[Directive]: Images are excluded; otherwise, output every record exactly.

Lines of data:
○ ○ ○ ○ ○
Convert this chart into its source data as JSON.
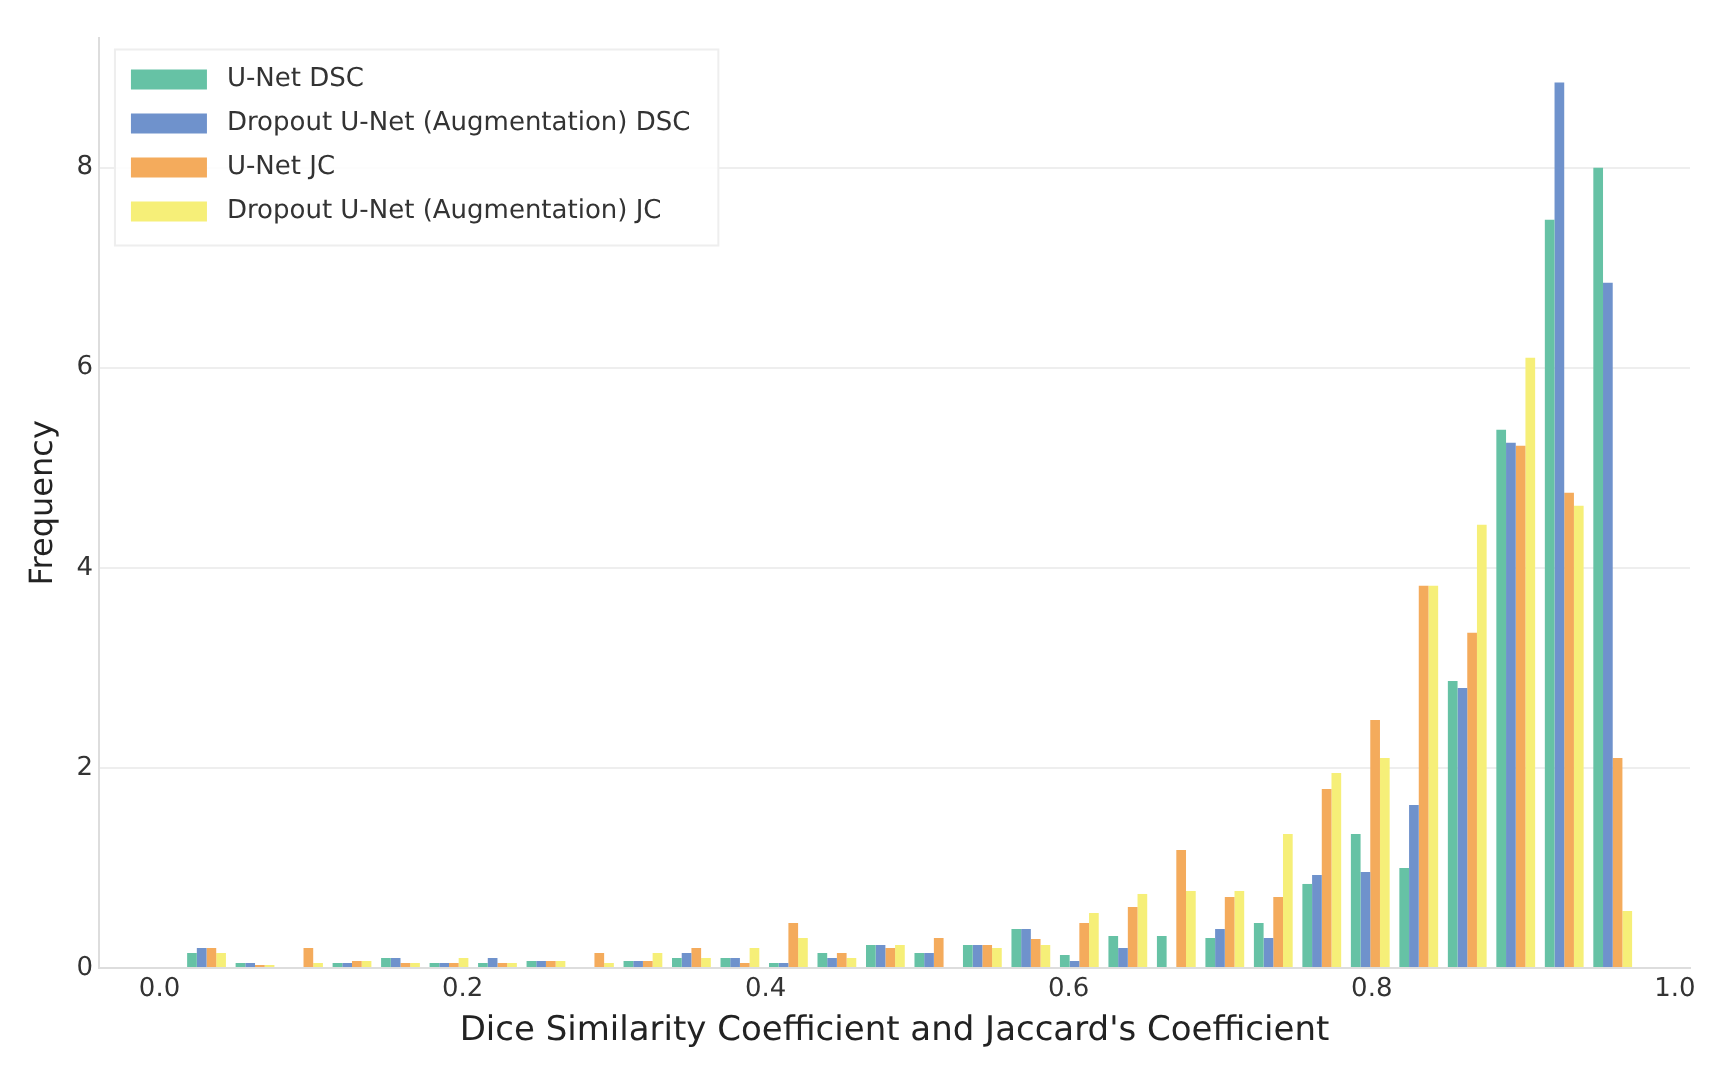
{
  "chart_data": {
    "type": "histogram",
    "xlabel": "Dice Similarity Coefficient and Jaccard's Coefficient",
    "ylabel": "Frequency",
    "bins": [
      0.015,
      0.047,
      0.079,
      0.111,
      0.143,
      0.175,
      0.207,
      0.239,
      0.271,
      0.303,
      0.335,
      0.367,
      0.399,
      0.431,
      0.463,
      0.495,
      0.527,
      0.559,
      0.591,
      0.623,
      0.655,
      0.687,
      0.719,
      0.751,
      0.783,
      0.815,
      0.847,
      0.879,
      0.911,
      0.943,
      0.975
    ],
    "series": [
      {
        "name": "U-Net DSC",
        "color": "#66c2a5",
        "values": [
          0.15,
          0.05,
          0,
          0.05,
          0.1,
          0.05,
          0.05,
          0.07,
          0,
          0.07,
          0.1,
          0.1,
          0.05,
          0.15,
          0.23,
          0.15,
          0.23,
          0.39,
          0.13,
          0.32,
          0.32,
          0.3,
          0.45,
          0.84,
          1.34,
          1.0,
          2.87,
          5.38,
          7.48,
          8.0
        ]
      },
      {
        "name": "Dropout U-Net (Augmentation) DSC",
        "color": "#6f92cc",
        "values": [
          0.2,
          0.05,
          0,
          0.05,
          0.1,
          0.05,
          0.1,
          0.07,
          0,
          0.07,
          0.15,
          0.1,
          0.05,
          0.1,
          0.23,
          0.15,
          0.23,
          0.39,
          0.07,
          0.2,
          0,
          0.39,
          0.3,
          0.93,
          0.96,
          1.63,
          2.8,
          5.25,
          8.85,
          6.85
        ]
      },
      {
        "name": "U-Net JC",
        "color": "#f4ab5c",
        "values": [
          0.2,
          0.03,
          0.2,
          0.07,
          0.05,
          0.05,
          0.05,
          0.07,
          0.15,
          0.07,
          0.2,
          0.05,
          0.45,
          0.15,
          0.2,
          0.3,
          0.23,
          0.29,
          0.45,
          0.61,
          1.18,
          0.71,
          0.71,
          1.79,
          2.48,
          3.82,
          3.35,
          5.22,
          4.75,
          2.1
        ]
      },
      {
        "name": "Dropout U-Net (Augmentation) JC",
        "color": "#f6ef78",
        "values": [
          0.15,
          0.03,
          0.05,
          0.07,
          0.05,
          0.1,
          0.05,
          0.07,
          0.05,
          0.15,
          0.1,
          0.2,
          0.3,
          0.1,
          0.23,
          0,
          0.2,
          0.23,
          0.55,
          0.74,
          0.77,
          0.77,
          1.34,
          1.95,
          2.1,
          3.82,
          4.43,
          6.1,
          4.62,
          0.57
        ]
      }
    ],
    "xlim": [
      -0.04,
      1.01
    ],
    "ylim": [
      0,
      9.3
    ],
    "xticks": [
      {
        "value": 0,
        "label": "0.0"
      },
      {
        "value": 0.2,
        "label": "0.2"
      },
      {
        "value": 0.4,
        "label": "0.4"
      },
      {
        "value": 0.6,
        "label": "0.6"
      },
      {
        "value": 0.8,
        "label": "0.8"
      },
      {
        "value": 1,
        "label": "1.0"
      }
    ],
    "yticks": [
      0,
      2,
      4,
      6,
      8
    ],
    "grid": "y",
    "legend": "top left"
  }
}
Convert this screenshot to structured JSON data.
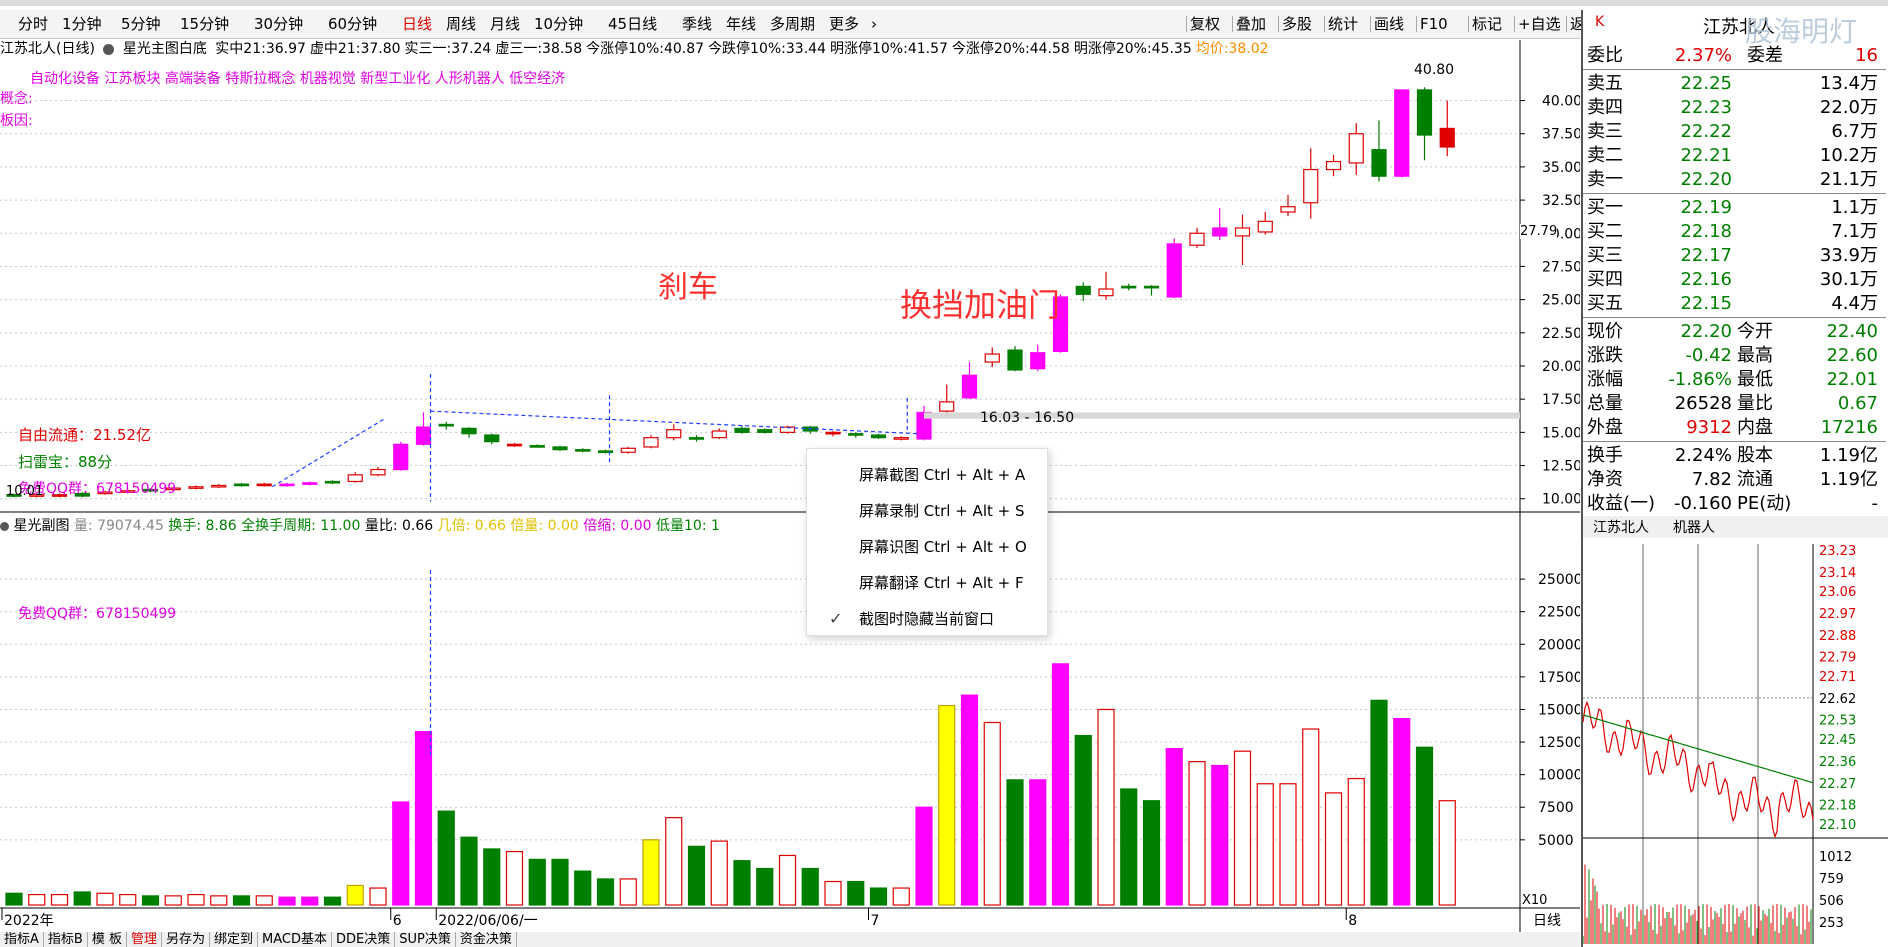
○ ○ ○ ○ ○
[Worked solution]:
Convert this chart into its source data as JSON.
{
  "chart_data": {
    "type": "histogram",
    "xlabel": "Dice Similarity Coefficient and Jaccard's Coefficient",
    "ylabel": "Frequency",
    "bins": [
      0.015,
      0.047,
      0.079,
      0.111,
      0.143,
      0.175,
      0.207,
      0.239,
      0.271,
      0.303,
      0.335,
      0.367,
      0.399,
      0.431,
      0.463,
      0.495,
      0.527,
      0.559,
      0.591,
      0.623,
      0.655,
      0.687,
      0.719,
      0.751,
      0.783,
      0.815,
      0.847,
      0.879,
      0.911,
      0.943,
      0.975
    ],
    "series": [
      {
        "name": "U-Net DSC",
        "color": "#66c2a5",
        "values": [
          0.15,
          0.05,
          0,
          0.05,
          0.1,
          0.05,
          0.05,
          0.07,
          0,
          0.07,
          0.1,
          0.1,
          0.05,
          0.15,
          0.23,
          0.15,
          0.23,
          0.39,
          0.13,
          0.32,
          0.32,
          0.3,
          0.45,
          0.84,
          1.34,
          1.0,
          2.87,
          5.38,
          7.48,
          8.0
        ]
      },
      {
        "name": "Dropout U-Net (Augmentation) DSC",
        "color": "#6f92cc",
        "values": [
          0.2,
          0.05,
          0,
          0.05,
          0.1,
          0.05,
          0.1,
          0.07,
          0,
          0.07,
          0.15,
          0.1,
          0.05,
          0.1,
          0.23,
          0.15,
          0.23,
          0.39,
          0.07,
          0.2,
          0,
          0.39,
          0.3,
          0.93,
          0.96,
          1.63,
          2.8,
          5.25,
          8.85,
          6.85
        ]
      },
      {
        "name": "U-Net JC",
        "color": "#f4ab5c",
        "values": [
          0.2,
          0.03,
          0.2,
          0.07,
          0.05,
          0.05,
          0.05,
          0.07,
          0.15,
          0.07,
          0.2,
          0.05,
          0.45,
          0.15,
          0.2,
          0.3,
          0.23,
          0.29,
          0.45,
          0.61,
          1.18,
          0.71,
          0.71,
          1.79,
          2.48,
          3.82,
          3.35,
          5.22,
          4.75,
          2.1
        ]
      },
      {
        "name": "Dropout U-Net (Augmentation) JC",
        "color": "#f6ef78",
        "values": [
          0.15,
          0.03,
          0.05,
          0.07,
          0.05,
          0.1,
          0.05,
          0.07,
          0.05,
          0.15,
          0.1,
          0.2,
          0.3,
          0.1,
          0.23,
          0,
          0.2,
          0.23,
          0.55,
          0.74,
          0.77,
          0.77,
          1.34,
          1.95,
          2.1,
          3.82,
          4.43,
          6.1,
          4.62,
          0.57
        ]
      }
    ],
    "xlim": [
      -0.04,
      1.01
    ],
    "ylim": [
      0,
      9.3
    ],
    "xticks": [
      {
        "value": 0,
        "label": "0.0"
      },
      {
        "value": 0.2,
        "label": "0.2"
      },
      {
        "value": 0.4,
        "label": "0.4"
      },
      {
        "value": 0.6,
        "label": "0.6"
      },
      {
        "value": 0.8,
        "label": "0.8"
      },
      {
        "value": 1,
        "label": "1.0"
      }
    ],
    "yticks": [
      0,
      2,
      4,
      6,
      8
    ],
    "grid": "y",
    "legend": "top left"
  }
}
Convert this screenshot to structured JSON data.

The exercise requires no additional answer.